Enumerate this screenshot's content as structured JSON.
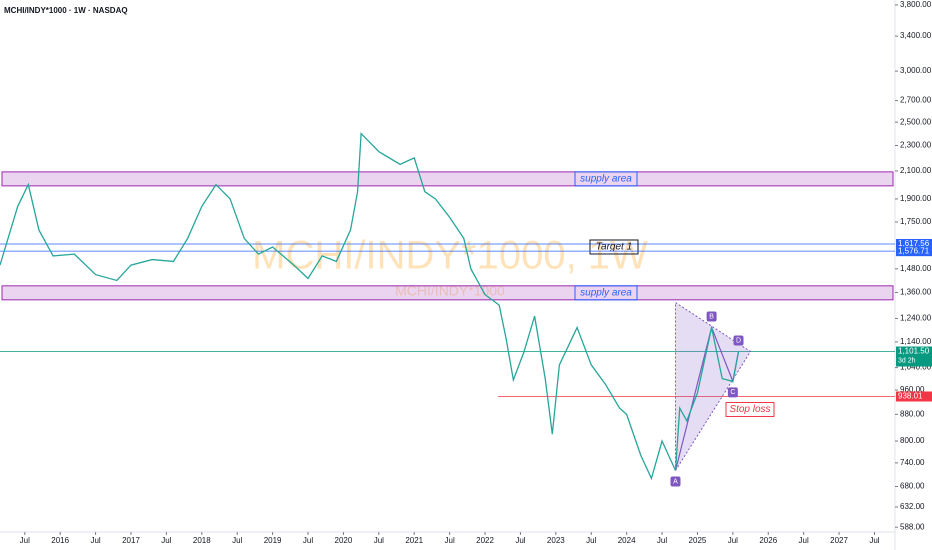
{
  "chart_data": {
    "type": "line",
    "title": "MCHI/INDY*1000 · 1W · NASDAQ",
    "watermark": "MCHI/INDY*1000, 1W",
    "watermark_sub": "MCHI/INDY*1000",
    "log_scale": true,
    "xlim": [
      2015.15,
      2027.79
    ],
    "ylim": [
      578,
      3868
    ],
    "x": [
      2015.15,
      2015.4,
      2015.55,
      2015.7,
      2015.9,
      2016.2,
      2016.5,
      2016.8,
      2017.0,
      2017.3,
      2017.6,
      2017.8,
      2018.0,
      2018.2,
      2018.4,
      2018.6,
      2018.8,
      2019.0,
      2019.3,
      2019.5,
      2019.7,
      2019.9,
      2020.1,
      2020.2,
      2020.25,
      2020.5,
      2020.8,
      2021.0,
      2021.15,
      2021.3,
      2021.5,
      2021.7,
      2021.8,
      2022.0,
      2022.2,
      2022.3,
      2022.4,
      2022.55,
      2022.7,
      2022.85,
      2022.95,
      2023.05,
      2023.3,
      2023.5,
      2023.7,
      2023.9,
      2024.0,
      2024.2,
      2024.35,
      2024.5,
      2024.69,
      2024.75,
      2024.85,
      2025.0,
      2025.2,
      2025.35,
      2025.5,
      2025.58
    ],
    "series": [
      {
        "color": "#26a69a",
        "values": [
          1500,
          1850,
          2000,
          1700,
          1550,
          1560,
          1450,
          1420,
          1500,
          1530,
          1520,
          1650,
          1850,
          2000,
          1900,
          1650,
          1560,
          1600,
          1500,
          1430,
          1550,
          1520,
          1700,
          1950,
          2400,
          2250,
          2150,
          2200,
          1950,
          1900,
          1780,
          1650,
          1480,
          1350,
          1300,
          1150,
          995,
          1100,
          1250,
          1000,
          820,
          1050,
          1200,
          1050,
          980,
          900,
          880,
          760,
          700,
          800,
          720,
          900,
          860,
          950,
          1200,
          1000,
          990,
          1101.5
        ]
      }
    ],
    "xticks": [
      {
        "value": 2015.5,
        "label": "Jul"
      },
      2016,
      {
        "value": 2016.5,
        "label": "Jul"
      },
      2017,
      {
        "value": 2017.5,
        "label": "Jul"
      },
      2018,
      {
        "value": 2018.5,
        "label": "Jul"
      },
      2019,
      {
        "value": 2019.5,
        "label": "Jul"
      },
      2020,
      {
        "value": 2020.5,
        "label": "Jul"
      },
      2021,
      {
        "value": 2021.5,
        "label": "Jul"
      },
      2022,
      {
        "value": 2022.5,
        "label": "Jul"
      },
      2023,
      {
        "value": 2023.5,
        "label": "Jul"
      },
      2024,
      {
        "value": 2024.5,
        "label": "Jul"
      },
      2025,
      {
        "value": 2025.5,
        "label": "Jul"
      },
      2026,
      {
        "value": 2026.5,
        "label": "Jul"
      },
      2027,
      {
        "value": 2027.5,
        "label": "Jul"
      }
    ],
    "yticks": [
      {
        "value": 588,
        "label": "588.00"
      },
      {
        "value": 632,
        "label": "632.00"
      },
      {
        "value": 680,
        "label": "680.00"
      },
      {
        "value": 740,
        "label": "740.00"
      },
      {
        "value": 800,
        "label": "800.00"
      },
      {
        "value": 880,
        "label": "880.00"
      },
      {
        "value": 960,
        "label": "960.00"
      },
      {
        "value": 1040,
        "label": "1,040.00"
      },
      {
        "value": 1140,
        "label": "1,140.00"
      },
      {
        "value": 1240,
        "label": "1,240.00"
      },
      {
        "value": 1360,
        "label": "1,360.00"
      },
      {
        "value": 1480,
        "label": "1,480.00"
      },
      {
        "value": 1750,
        "label": "1,750.00"
      },
      {
        "value": 1900,
        "label": "1,900.00"
      },
      {
        "value": 2100,
        "label": "2,100.00"
      },
      {
        "value": 2300,
        "label": "2,300.00"
      },
      {
        "value": 2500,
        "label": "2,500.00"
      },
      {
        "value": 2700,
        "label": "2,700.00"
      },
      {
        "value": 3000,
        "label": "3,000.00"
      },
      {
        "value": 3400,
        "label": "3,400.00"
      },
      {
        "value": 3800,
        "label": "3,800.00"
      }
    ],
    "zones": [
      {
        "low": 1991,
        "high": 2093,
        "label": "supply area"
      },
      {
        "low": 1325,
        "high": 1393,
        "label": "supply area"
      }
    ],
    "levels": [
      {
        "value": 1617.56,
        "label": "1,617.56",
        "color": "#2962ff",
        "note": "Target 1"
      },
      {
        "value": 1576.71,
        "label": "1,576.71",
        "color": "#2962ff"
      },
      {
        "value": 1101.5,
        "label": "1,101.50",
        "color": "#089981",
        "sub": "3d 2h"
      },
      {
        "value": 938.01,
        "label": "938.01",
        "color": "#f23645",
        "note": "Stop loss"
      }
    ],
    "pattern": [
      {
        "label": "A",
        "x": 2024.69,
        "value": 720
      },
      {
        "label": "B",
        "x": 2025.2,
        "value": 1200
      },
      {
        "label": "C",
        "x": 2025.5,
        "value": 990
      },
      {
        "label": "D",
        "x": 2025.58,
        "value": 1101.5
      }
    ]
  }
}
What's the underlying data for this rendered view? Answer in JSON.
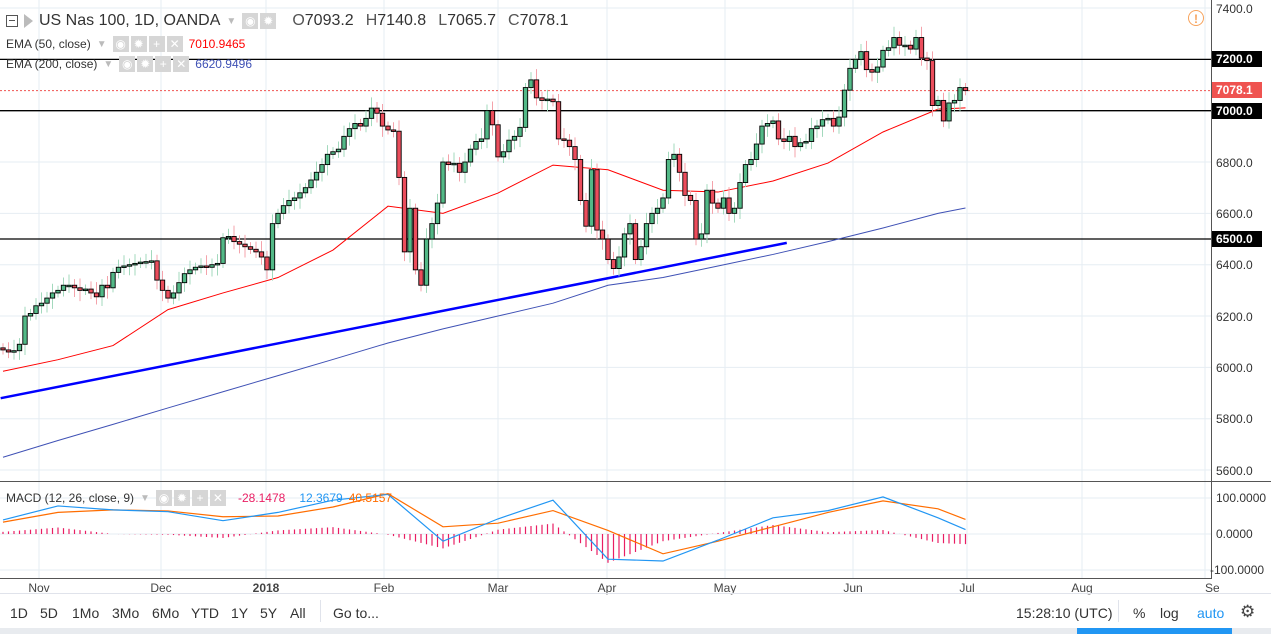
{
  "header": {
    "symbol_title": "US Nas 100, 1D, OANDA",
    "ohlc": [
      {
        "label": "O",
        "value": "7093.2"
      },
      {
        "label": "H",
        "value": "7140.8"
      },
      {
        "label": "L",
        "value": "7065.7"
      },
      {
        "label": "C",
        "value": "7078.1"
      }
    ]
  },
  "indicators": {
    "ema50": {
      "label": "EMA (50, close)",
      "value": "7010.9465",
      "color": "#ff0000"
    },
    "ema200": {
      "label": "EMA (200, close)",
      "value": "6620.9496",
      "color": "#3f51b5"
    },
    "macd": {
      "label": "MACD (12, 26, close, 9)",
      "hist": "-28.1478",
      "macd": "12.3679",
      "signal": "40.5157",
      "hist_color": "#e91e63",
      "macd_color": "#2196f3",
      "signal_color": "#ff6d00"
    }
  },
  "price_axis": {
    "ticks": [
      "7400.0",
      "6800.0",
      "6600.0",
      "6400.0",
      "6200.0",
      "6000.0",
      "5800.0",
      "5600.0"
    ],
    "levels": [
      {
        "value": "7200.0"
      },
      {
        "value": "7000.0"
      },
      {
        "value": "6500.0"
      }
    ],
    "last_price": "7078.1",
    "last_color": "#ef5350"
  },
  "macd_axis": {
    "ticks": [
      "100.0000",
      "0.0000",
      "-100.0000"
    ]
  },
  "time_axis": {
    "labels": [
      "Nov",
      "Dec",
      "2018",
      "Feb",
      "Mar",
      "Apr",
      "May",
      "Jun",
      "Jul",
      "Aug",
      "Sep"
    ]
  },
  "toolbar": {
    "ranges": [
      "1D",
      "5D",
      "1Mo",
      "3Mo",
      "6Mo",
      "YTD",
      "1Y",
      "5Y",
      "All"
    ],
    "goto": "Go to...",
    "clock": "15:28:10 (UTC)",
    "percent": "%",
    "log": "log",
    "auto": "auto"
  },
  "chart_data": {
    "type": "candlestick",
    "interval": "1D",
    "colors": {
      "up": "#53b987",
      "down": "#eb4d5c"
    },
    "ylim": [
      5550,
      7440
    ],
    "closes": [
      6068,
      6060,
      6065,
      6090,
      6200,
      6210,
      6240,
      6250,
      6270,
      6290,
      6300,
      6320,
      6320,
      6310,
      6300,
      6305,
      6290,
      6275,
      6320,
      6310,
      6370,
      6390,
      6395,
      6400,
      6405,
      6410,
      6412,
      6415,
      6340,
      6300,
      6270,
      6290,
      6330,
      6365,
      6380,
      6390,
      6395,
      6390,
      6400,
      6405,
      6505,
      6510,
      6490,
      6480,
      6470,
      6460,
      6450,
      6430,
      6380,
      6560,
      6600,
      6630,
      6650,
      6660,
      6680,
      6700,
      6730,
      6760,
      6790,
      6830,
      6840,
      6850,
      6900,
      6930,
      6950,
      6940,
      6970,
      7010,
      6990,
      6940,
      6925,
      6920,
      6740,
      6450,
      6620,
      6380,
      6320,
      6500,
      6560,
      6640,
      6800,
      6790,
      6795,
      6760,
      6800,
      6850,
      6880,
      6890,
      7000,
      6945,
      6820,
      6840,
      6885,
      6900,
      6935,
      7090,
      7120,
      7050,
      7040,
      7045,
      7035,
      6890,
      6885,
      6860,
      6810,
      6650,
      6550,
      6770,
      6535,
      6500,
      6420,
      6385,
      6430,
      6520,
      6560,
      6420,
      6470,
      6560,
      6600,
      6620,
      6660,
      6810,
      6830,
      6760,
      6670,
      6650,
      6500,
      6520,
      6690,
      6640,
      6620,
      6660,
      6600,
      6620,
      6720,
      6790,
      6810,
      6870,
      6940,
      6950,
      6960,
      6890,
      6880,
      6900,
      6860,
      6875,
      6880,
      6930,
      6940,
      6965,
      6970,
      6940,
      6975,
      7080,
      7165,
      7200,
      7230,
      7160,
      7150,
      7170,
      7235,
      7245,
      7285,
      7255,
      7255,
      7240,
      7285,
      7205,
      7195,
      7020,
      7040,
      6960,
      7030,
      7040,
      7090,
      7078.1
    ],
    "ema50_every_10_bars": [
      5985,
      6030,
      6085,
      6225,
      6290,
      6350,
      6457,
      6628,
      6600,
      6679,
      6788,
      6770,
      6690,
      6683,
      6726,
      6796,
      6917,
      7006,
      7010.9465
    ],
    "ema200_every_10_bars": [
      5650,
      5715,
      5778,
      5842,
      5905,
      5968,
      6031,
      6095,
      6150,
      6200,
      6250,
      6320,
      6350,
      6395,
      6440,
      6490,
      6543,
      6600,
      6620.9496
    ],
    "macd_every_10_bars": [
      39,
      78,
      67,
      62,
      37,
      60,
      94,
      110,
      -20,
      42,
      94,
      -70,
      -75,
      -17,
      45,
      65,
      103,
      45,
      12.3679
    ],
    "signal_every_10_bars": [
      33,
      60,
      67,
      64,
      48,
      50,
      75,
      112,
      20,
      30,
      65,
      10,
      -55,
      -20,
      20,
      60,
      92,
      70,
      40.5157
    ],
    "horizontal_levels": [
      7200,
      7000,
      6500
    ],
    "trendline": {
      "start_price": 5880,
      "end_price": 6485,
      "start_date": "2017-10-22",
      "end_date": "2018-05-15",
      "color": "#0000ff"
    },
    "macd_ylim": [
      -130,
      140
    ]
  }
}
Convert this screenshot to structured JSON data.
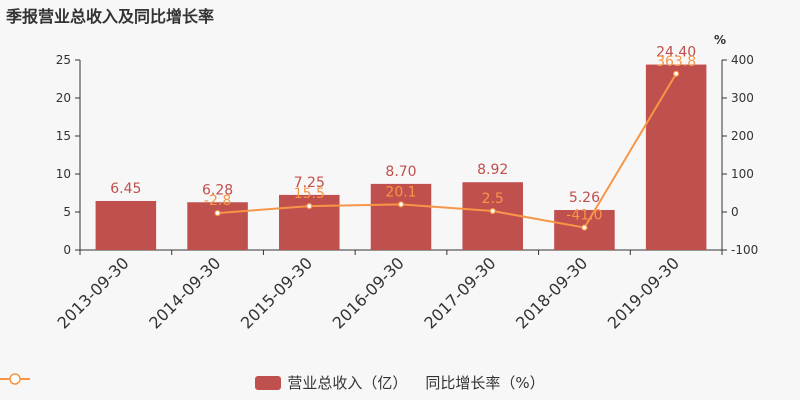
{
  "title": "季报营业总收入及同比增长率",
  "colors": {
    "bar": "#c0504d",
    "line": "#f79646",
    "axis": "#333333",
    "label_bar": "#c0504d",
    "label_line": "#f79646"
  },
  "legend": {
    "bar_label": "营业总收入（亿）",
    "line_label": "同比增长率（%）"
  },
  "chart_data": {
    "type": "bar",
    "categories": [
      "2013-09-30",
      "2014-09-30",
      "2015-09-30",
      "2016-09-30",
      "2017-09-30",
      "2018-09-30",
      "2019-09-30"
    ],
    "series": [
      {
        "name": "营业总收入（亿）",
        "type": "bar",
        "axis": "left",
        "values": [
          6.45,
          6.28,
          7.25,
          8.7,
          8.92,
          5.26,
          24.4
        ],
        "labels": [
          "6.45",
          "6.28",
          "7.25",
          "8.70",
          "8.92",
          "5.26",
          "24.40"
        ]
      },
      {
        "name": "同比增长率（%）",
        "type": "line",
        "axis": "right",
        "values": [
          null,
          -2.8,
          15.5,
          20.1,
          2.5,
          -41.0,
          363.8
        ],
        "labels": [
          "",
          "-2.8",
          "15.5",
          "20.1",
          "2.5",
          "-41.0",
          "363.8"
        ]
      }
    ],
    "y_left": {
      "lim": [
        0,
        25
      ],
      "ticks": [
        "0",
        "5",
        "10",
        "15",
        "20",
        "25"
      ]
    },
    "y_right": {
      "lim": [
        -100,
        400
      ],
      "ticks": [
        "-100",
        "0",
        "100",
        "200",
        "300",
        "400"
      ],
      "unit": "%"
    },
    "grid": false,
    "legend_position": "bottom"
  }
}
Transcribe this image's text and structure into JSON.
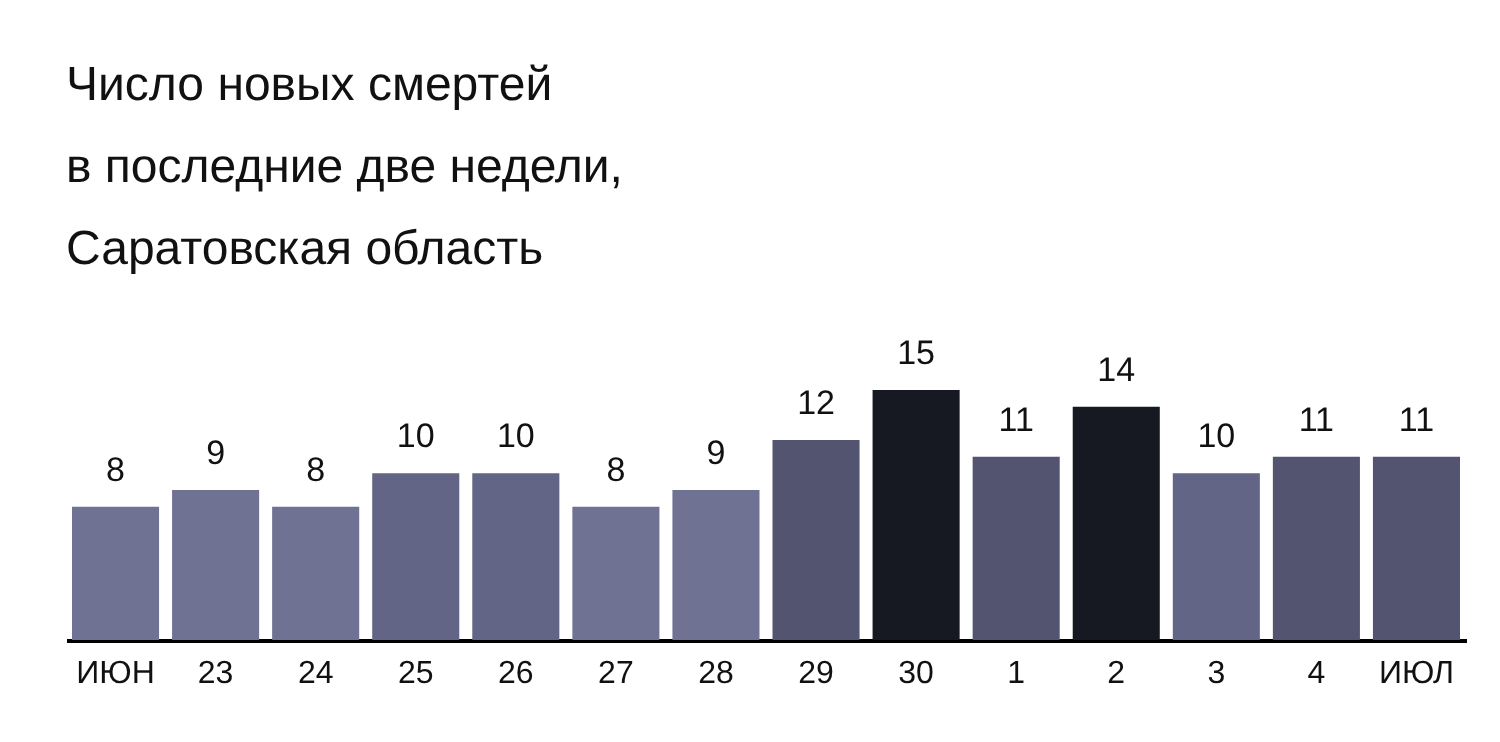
{
  "chart_data": {
    "type": "bar",
    "title": "Число новых смертей\nв последние две недели,\nСаратовская область",
    "categories": [
      "ИЮН",
      "23",
      "24",
      "25",
      "26",
      "27",
      "28",
      "29",
      "30",
      "1",
      "2",
      "3",
      "4",
      "ИЮЛ"
    ],
    "values": [
      8,
      9,
      8,
      10,
      10,
      8,
      9,
      12,
      15,
      11,
      14,
      10,
      11,
      11
    ],
    "colors": [
      "#6f7292",
      "#6f7292",
      "#6f7292",
      "#626585",
      "#626585",
      "#6f7292",
      "#6f7292",
      "#525470",
      "#161822",
      "#525470",
      "#161822",
      "#626585",
      "#525470",
      "#525470"
    ],
    "data_labels": true
  }
}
------------------------------------
INSTRUCTION ▸ Select all lines in the listing that include the word "structured".

RESPONSE TO THE EXERCISE ▸
Enumerate this screenshot's content as structured JSON.
Convert this screenshot to structured JSON data.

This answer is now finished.